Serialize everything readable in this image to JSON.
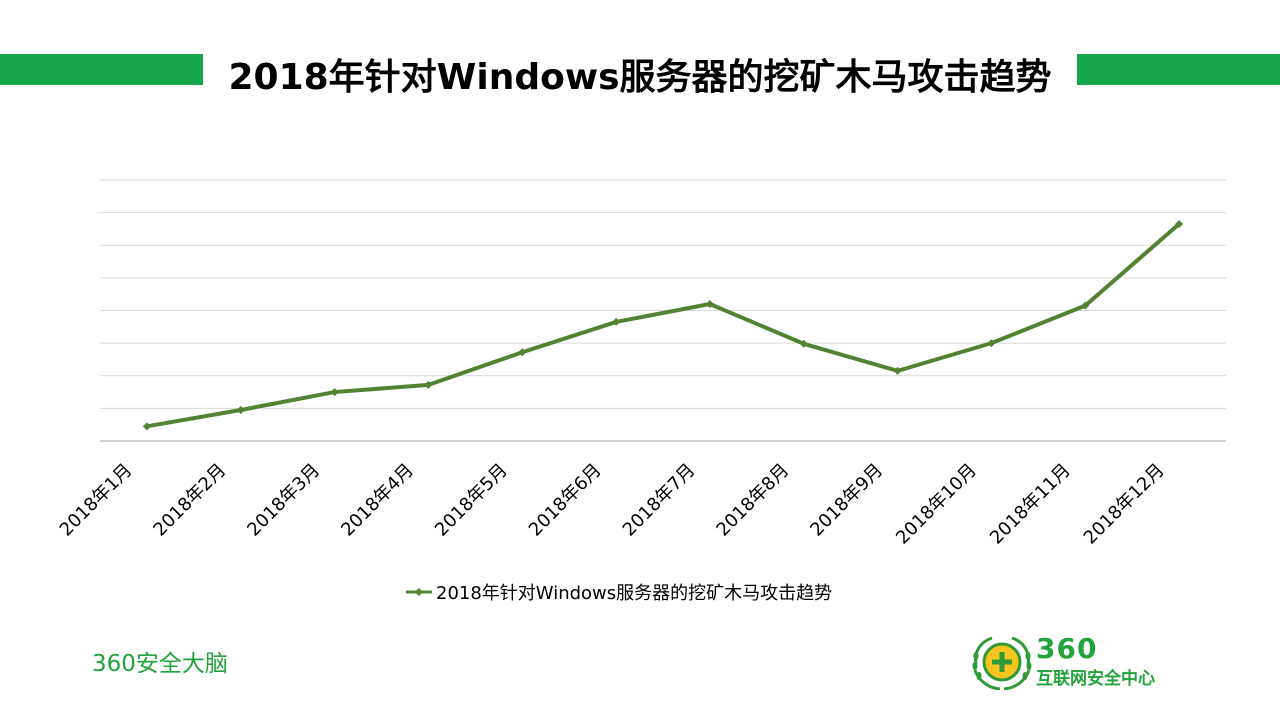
{
  "page": {
    "title": "2018年针对Windows服务器的挖矿木马攻击趋势",
    "footer_left": "360安全大脑",
    "logo_number": "360",
    "logo_text": "互联网安全中心",
    "colors": {
      "accent_green": "#14a84a",
      "line_green": "#548235",
      "brand_text_green": "#22a33c",
      "logo_yellow": "#f7c51f"
    }
  },
  "chart_data": {
    "type": "line",
    "title": "",
    "xlabel": "",
    "ylabel": "",
    "categories": [
      "2018年1月",
      "2018年2月",
      "2018年3月",
      "2018年4月",
      "2018年5月",
      "2018年6月",
      "2018年7月",
      "2018年8月",
      "2018年9月",
      "2018年10月",
      "2018年11月",
      "2018年12月"
    ],
    "series": [
      {
        "name": "2018年针对Windows服务器的挖矿木马攻击趋势",
        "values": [
          0.45,
          0.95,
          1.5,
          1.72,
          2.72,
          3.65,
          4.2,
          2.98,
          2.15,
          3.0,
          4.15,
          6.65
        ]
      }
    ],
    "ylim": [
      0,
      8
    ],
    "grid": true,
    "y_tick_labels_shown": false,
    "legend": "bottom-center",
    "marker": "diamond"
  }
}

Exercise directions: Images do not belong in the copy; reproduce all other parts of the records above verbatim.

Exercise answer:
Serialize everything readable in this image to JSON.
{
  "page": {
    "title": "2018年针对Windows服务器的挖矿木马攻击趋势",
    "footer_left": "360安全大脑",
    "logo_number": "360",
    "logo_text": "互联网安全中心",
    "colors": {
      "accent_green": "#14a84a",
      "line_green": "#548235",
      "brand_text_green": "#22a33c",
      "logo_yellow": "#f7c51f"
    }
  },
  "chart_data": {
    "type": "line",
    "title": "",
    "xlabel": "",
    "ylabel": "",
    "categories": [
      "2018年1月",
      "2018年2月",
      "2018年3月",
      "2018年4月",
      "2018年5月",
      "2018年6月",
      "2018年7月",
      "2018年8月",
      "2018年9月",
      "2018年10月",
      "2018年11月",
      "2018年12月"
    ],
    "series": [
      {
        "name": "2018年针对Windows服务器的挖矿木马攻击趋势",
        "values": [
          0.45,
          0.95,
          1.5,
          1.72,
          2.72,
          3.65,
          4.2,
          2.98,
          2.15,
          3.0,
          4.15,
          6.65
        ]
      }
    ],
    "ylim": [
      0,
      8
    ],
    "grid": true,
    "y_tick_labels_shown": false,
    "legend": "bottom-center",
    "marker": "diamond"
  }
}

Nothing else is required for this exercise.